> WHAT TO DO
Transcribe the records below exactly as they appear.

> DATASET ENTRIES
☆ ☆ ☆ ☆
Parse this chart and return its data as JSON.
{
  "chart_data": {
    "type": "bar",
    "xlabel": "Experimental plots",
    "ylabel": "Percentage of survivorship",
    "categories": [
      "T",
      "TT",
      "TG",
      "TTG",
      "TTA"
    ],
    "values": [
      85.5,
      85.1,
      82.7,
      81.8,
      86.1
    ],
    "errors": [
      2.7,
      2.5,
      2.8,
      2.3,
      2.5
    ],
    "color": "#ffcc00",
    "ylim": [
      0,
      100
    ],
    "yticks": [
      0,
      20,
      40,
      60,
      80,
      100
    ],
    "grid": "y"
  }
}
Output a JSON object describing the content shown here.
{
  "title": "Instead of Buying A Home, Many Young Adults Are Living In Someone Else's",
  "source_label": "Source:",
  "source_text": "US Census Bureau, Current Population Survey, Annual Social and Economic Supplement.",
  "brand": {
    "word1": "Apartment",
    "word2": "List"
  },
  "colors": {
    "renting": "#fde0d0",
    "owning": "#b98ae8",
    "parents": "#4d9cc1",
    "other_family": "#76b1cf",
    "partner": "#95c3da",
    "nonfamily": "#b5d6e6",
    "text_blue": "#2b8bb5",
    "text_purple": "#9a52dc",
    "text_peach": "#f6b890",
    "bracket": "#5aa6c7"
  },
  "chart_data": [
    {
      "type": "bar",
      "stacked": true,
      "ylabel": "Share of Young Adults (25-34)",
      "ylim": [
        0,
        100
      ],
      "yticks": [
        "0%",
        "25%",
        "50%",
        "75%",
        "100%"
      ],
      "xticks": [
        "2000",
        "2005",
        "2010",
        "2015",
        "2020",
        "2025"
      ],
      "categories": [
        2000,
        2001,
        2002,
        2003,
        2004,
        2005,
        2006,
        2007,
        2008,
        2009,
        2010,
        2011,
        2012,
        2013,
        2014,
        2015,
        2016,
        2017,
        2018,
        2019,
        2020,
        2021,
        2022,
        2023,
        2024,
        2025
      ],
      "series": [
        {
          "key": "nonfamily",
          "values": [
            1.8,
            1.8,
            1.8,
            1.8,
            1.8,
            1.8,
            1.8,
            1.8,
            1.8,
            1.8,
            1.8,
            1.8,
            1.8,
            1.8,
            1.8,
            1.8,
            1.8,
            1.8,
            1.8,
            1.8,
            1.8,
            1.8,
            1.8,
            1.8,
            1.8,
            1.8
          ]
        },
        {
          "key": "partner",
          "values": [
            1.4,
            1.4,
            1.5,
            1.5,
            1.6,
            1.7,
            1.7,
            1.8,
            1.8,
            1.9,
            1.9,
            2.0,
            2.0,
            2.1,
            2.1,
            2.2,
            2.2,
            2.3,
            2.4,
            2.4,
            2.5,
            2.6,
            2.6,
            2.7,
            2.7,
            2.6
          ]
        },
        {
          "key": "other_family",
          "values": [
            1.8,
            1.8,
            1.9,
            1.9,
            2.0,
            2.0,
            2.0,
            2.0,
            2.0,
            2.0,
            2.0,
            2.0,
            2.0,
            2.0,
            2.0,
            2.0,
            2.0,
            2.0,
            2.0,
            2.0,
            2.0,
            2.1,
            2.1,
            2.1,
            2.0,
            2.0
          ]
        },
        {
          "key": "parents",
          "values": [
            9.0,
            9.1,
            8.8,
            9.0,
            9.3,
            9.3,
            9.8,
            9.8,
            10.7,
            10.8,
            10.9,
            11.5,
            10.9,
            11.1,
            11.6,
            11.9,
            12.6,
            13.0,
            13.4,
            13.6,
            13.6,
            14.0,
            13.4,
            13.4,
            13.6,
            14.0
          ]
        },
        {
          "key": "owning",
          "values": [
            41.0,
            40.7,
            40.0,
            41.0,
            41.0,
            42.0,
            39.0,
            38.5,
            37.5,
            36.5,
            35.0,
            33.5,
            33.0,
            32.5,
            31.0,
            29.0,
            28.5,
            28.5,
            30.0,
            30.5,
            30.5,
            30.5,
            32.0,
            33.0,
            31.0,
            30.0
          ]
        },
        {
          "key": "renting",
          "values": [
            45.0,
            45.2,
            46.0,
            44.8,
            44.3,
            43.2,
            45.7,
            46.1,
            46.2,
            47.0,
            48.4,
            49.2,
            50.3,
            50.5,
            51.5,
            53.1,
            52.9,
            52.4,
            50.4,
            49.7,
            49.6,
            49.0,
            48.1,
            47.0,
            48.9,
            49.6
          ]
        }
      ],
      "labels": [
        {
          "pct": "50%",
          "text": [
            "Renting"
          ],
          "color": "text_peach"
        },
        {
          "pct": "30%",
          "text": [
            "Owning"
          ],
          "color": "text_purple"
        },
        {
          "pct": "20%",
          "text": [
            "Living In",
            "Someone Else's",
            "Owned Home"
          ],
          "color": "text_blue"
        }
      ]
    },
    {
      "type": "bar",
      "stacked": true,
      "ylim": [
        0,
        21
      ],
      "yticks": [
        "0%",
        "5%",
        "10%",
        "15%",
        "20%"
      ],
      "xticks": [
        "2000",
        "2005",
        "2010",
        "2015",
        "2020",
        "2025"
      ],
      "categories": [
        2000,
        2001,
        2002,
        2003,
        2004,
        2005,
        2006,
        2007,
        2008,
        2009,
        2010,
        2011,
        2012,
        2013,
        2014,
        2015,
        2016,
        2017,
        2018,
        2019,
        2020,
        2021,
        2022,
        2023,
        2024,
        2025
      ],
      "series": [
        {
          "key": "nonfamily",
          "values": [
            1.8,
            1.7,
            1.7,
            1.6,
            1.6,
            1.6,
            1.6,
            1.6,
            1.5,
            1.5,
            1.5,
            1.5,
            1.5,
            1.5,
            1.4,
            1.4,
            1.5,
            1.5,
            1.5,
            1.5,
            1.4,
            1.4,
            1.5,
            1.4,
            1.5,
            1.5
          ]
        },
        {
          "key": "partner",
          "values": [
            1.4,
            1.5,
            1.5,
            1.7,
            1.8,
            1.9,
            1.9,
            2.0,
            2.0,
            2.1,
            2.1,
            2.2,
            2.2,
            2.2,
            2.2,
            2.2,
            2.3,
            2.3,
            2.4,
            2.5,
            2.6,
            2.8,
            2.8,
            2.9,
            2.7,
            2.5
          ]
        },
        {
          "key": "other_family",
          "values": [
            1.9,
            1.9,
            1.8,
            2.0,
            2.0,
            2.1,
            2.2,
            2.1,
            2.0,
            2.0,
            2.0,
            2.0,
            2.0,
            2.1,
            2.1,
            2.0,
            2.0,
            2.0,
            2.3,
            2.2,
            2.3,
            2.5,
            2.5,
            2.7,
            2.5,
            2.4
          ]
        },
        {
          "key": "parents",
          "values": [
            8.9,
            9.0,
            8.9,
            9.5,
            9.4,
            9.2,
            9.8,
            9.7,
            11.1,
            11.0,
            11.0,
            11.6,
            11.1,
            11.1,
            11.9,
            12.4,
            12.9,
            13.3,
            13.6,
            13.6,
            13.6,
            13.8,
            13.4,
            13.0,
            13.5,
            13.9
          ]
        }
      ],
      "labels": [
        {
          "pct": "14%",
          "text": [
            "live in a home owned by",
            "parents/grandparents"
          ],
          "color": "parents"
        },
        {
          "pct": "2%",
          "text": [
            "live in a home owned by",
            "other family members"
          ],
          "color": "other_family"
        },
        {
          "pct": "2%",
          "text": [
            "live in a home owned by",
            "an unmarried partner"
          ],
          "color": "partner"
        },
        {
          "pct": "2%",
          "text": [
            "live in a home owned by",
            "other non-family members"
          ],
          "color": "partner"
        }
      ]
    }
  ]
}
☆ ☆ ☆ ☆
> FINISHED EXERCISE
Parse this chart and return its data as JSON.
{
  "chart_data": {
    "type": "bar",
    "xlabel": "Experimental plots",
    "ylabel": "Percentage of survivorship",
    "categories": [
      "T",
      "TT",
      "TG",
      "TTG",
      "TTA"
    ],
    "values": [
      85.5,
      85.1,
      82.7,
      81.8,
      86.1
    ],
    "errors": [
      2.7,
      2.5,
      2.8,
      2.3,
      2.5
    ],
    "color": "#ffcc00",
    "ylim": [
      0,
      100
    ],
    "yticks": [
      0,
      20,
      40,
      60,
      80,
      100
    ],
    "grid": "y"
  }
}
Output a JSON object describing the content shown here.
{
  "title": "Instead of Buying A Home, Many Young Adults Are Living In Someone Else's",
  "source_label": "Source:",
  "source_text": "US Census Bureau, Current Population Survey, Annual Social and Economic Supplement.",
  "brand": {
    "word1": "Apartment",
    "word2": "List"
  },
  "colors": {
    "renting": "#fde0d0",
    "owning": "#b98ae8",
    "parents": "#4d9cc1",
    "other_family": "#76b1cf",
    "partner": "#95c3da",
    "nonfamily": "#b5d6e6",
    "text_blue": "#2b8bb5",
    "text_purple": "#9a52dc",
    "text_peach": "#f6b890",
    "bracket": "#5aa6c7"
  },
  "chart_data": [
    {
      "type": "bar",
      "stacked": true,
      "ylabel": "Share of Young Adults (25-34)",
      "ylim": [
        0,
        100
      ],
      "yticks": [
        "0%",
        "25%",
        "50%",
        "75%",
        "100%"
      ],
      "xticks": [
        "2000",
        "2005",
        "2010",
        "2015",
        "2020",
        "2025"
      ],
      "categories": [
        2000,
        2001,
        2002,
        2003,
        2004,
        2005,
        2006,
        2007,
        2008,
        2009,
        2010,
        2011,
        2012,
        2013,
        2014,
        2015,
        2016,
        2017,
        2018,
        2019,
        2020,
        2021,
        2022,
        2023,
        2024,
        2025
      ],
      "series": [
        {
          "key": "nonfamily",
          "values": [
            1.8,
            1.8,
            1.8,
            1.8,
            1.8,
            1.8,
            1.8,
            1.8,
            1.8,
            1.8,
            1.8,
            1.8,
            1.8,
            1.8,
            1.8,
            1.8,
            1.8,
            1.8,
            1.8,
            1.8,
            1.8,
            1.8,
            1.8,
            1.8,
            1.8,
            1.8
          ]
        },
        {
          "key": "partner",
          "values": [
            1.4,
            1.4,
            1.5,
            1.5,
            1.6,
            1.7,
            1.7,
            1.8,
            1.8,
            1.9,
            1.9,
            2.0,
            2.0,
            2.1,
            2.1,
            2.2,
            2.2,
            2.3,
            2.4,
            2.4,
            2.5,
            2.6,
            2.6,
            2.7,
            2.7,
            2.6
          ]
        },
        {
          "key": "other_family",
          "values": [
            1.8,
            1.8,
            1.9,
            1.9,
            2.0,
            2.0,
            2.0,
            2.0,
            2.0,
            2.0,
            2.0,
            2.0,
            2.0,
            2.0,
            2.0,
            2.0,
            2.0,
            2.0,
            2.0,
            2.0,
            2.0,
            2.1,
            2.1,
            2.1,
            2.0,
            2.0
          ]
        },
        {
          "key": "parents",
          "values": [
            9.0,
            9.1,
            8.8,
            9.0,
            9.3,
            9.3,
            9.8,
            9.8,
            10.7,
            10.8,
            10.9,
            11.5,
            10.9,
            11.1,
            11.6,
            11.9,
            12.6,
            13.0,
            13.4,
            13.6,
            13.6,
            14.0,
            13.4,
            13.4,
            13.6,
            14.0
          ]
        },
        {
          "key": "owning",
          "values": [
            41.0,
            40.7,
            40.0,
            41.0,
            41.0,
            42.0,
            39.0,
            38.5,
            37.5,
            36.5,
            35.0,
            33.5,
            33.0,
            32.5,
            31.0,
            29.0,
            28.5,
            28.5,
            30.0,
            30.5,
            30.5,
            30.5,
            32.0,
            33.0,
            31.0,
            30.0
          ]
        },
        {
          "key": "renting",
          "values": [
            45.0,
            45.2,
            46.0,
            44.8,
            44.3,
            43.2,
            45.7,
            46.1,
            46.2,
            47.0,
            48.4,
            49.2,
            50.3,
            50.5,
            51.5,
            53.1,
            52.9,
            52.4,
            50.4,
            49.7,
            49.6,
            49.0,
            48.1,
            47.0,
            48.9,
            49.6
          ]
        }
      ],
      "labels": [
        {
          "pct": "50%",
          "text": [
            "Renting"
          ],
          "color": "text_peach"
        },
        {
          "pct": "30%",
          "text": [
            "Owning"
          ],
          "color": "text_purple"
        },
        {
          "pct": "20%",
          "text": [
            "Living In",
            "Someone Else's",
            "Owned Home"
          ],
          "color": "text_blue"
        }
      ]
    },
    {
      "type": "bar",
      "stacked": true,
      "ylim": [
        0,
        21
      ],
      "yticks": [
        "0%",
        "5%",
        "10%",
        "15%",
        "20%"
      ],
      "xticks": [
        "2000",
        "2005",
        "2010",
        "2015",
        "2020",
        "2025"
      ],
      "categories": [
        2000,
        2001,
        2002,
        2003,
        2004,
        2005,
        2006,
        2007,
        2008,
        2009,
        2010,
        2011,
        2012,
        2013,
        2014,
        2015,
        2016,
        2017,
        2018,
        2019,
        2020,
        2021,
        2022,
        2023,
        2024,
        2025
      ],
      "series": [
        {
          "key": "nonfamily",
          "values": [
            1.8,
            1.7,
            1.7,
            1.6,
            1.6,
            1.6,
            1.6,
            1.6,
            1.5,
            1.5,
            1.5,
            1.5,
            1.5,
            1.5,
            1.4,
            1.4,
            1.5,
            1.5,
            1.5,
            1.5,
            1.4,
            1.4,
            1.5,
            1.4,
            1.5,
            1.5
          ]
        },
        {
          "key": "partner",
          "values": [
            1.4,
            1.5,
            1.5,
            1.7,
            1.8,
            1.9,
            1.9,
            2.0,
            2.0,
            2.1,
            2.1,
            2.2,
            2.2,
            2.2,
            2.2,
            2.2,
            2.3,
            2.3,
            2.4,
            2.5,
            2.6,
            2.8,
            2.8,
            2.9,
            2.7,
            2.5
          ]
        },
        {
          "key": "other_family",
          "values": [
            1.9,
            1.9,
            1.8,
            2.0,
            2.0,
            2.1,
            2.2,
            2.1,
            2.0,
            2.0,
            2.0,
            2.0,
            2.0,
            2.1,
            2.1,
            2.0,
            2.0,
            2.0,
            2.3,
            2.2,
            2.3,
            2.5,
            2.5,
            2.7,
            2.5,
            2.4
          ]
        },
        {
          "key": "parents",
          "values": [
            8.9,
            9.0,
            8.9,
            9.5,
            9.4,
            9.2,
            9.8,
            9.7,
            11.1,
            11.0,
            11.0,
            11.6,
            11.1,
            11.1,
            11.9,
            12.4,
            12.9,
            13.3,
            13.6,
            13.6,
            13.6,
            13.8,
            13.4,
            13.0,
            13.5,
            13.9
          ]
        }
      ],
      "labels": [
        {
          "pct": "14%",
          "text": [
            "live in a home owned by",
            "parents/grandparents"
          ],
          "color": "parents"
        },
        {
          "pct": "2%",
          "text": [
            "live in a home owned by",
            "other family members"
          ],
          "color": "other_family"
        },
        {
          "pct": "2%",
          "text": [
            "live in a home owned by",
            "an unmarried partner"
          ],
          "color": "partner"
        },
        {
          "pct": "2%",
          "text": [
            "live in a home owned by",
            "other non-family members"
          ],
          "color": "partner"
        }
      ]
    }
  ]
}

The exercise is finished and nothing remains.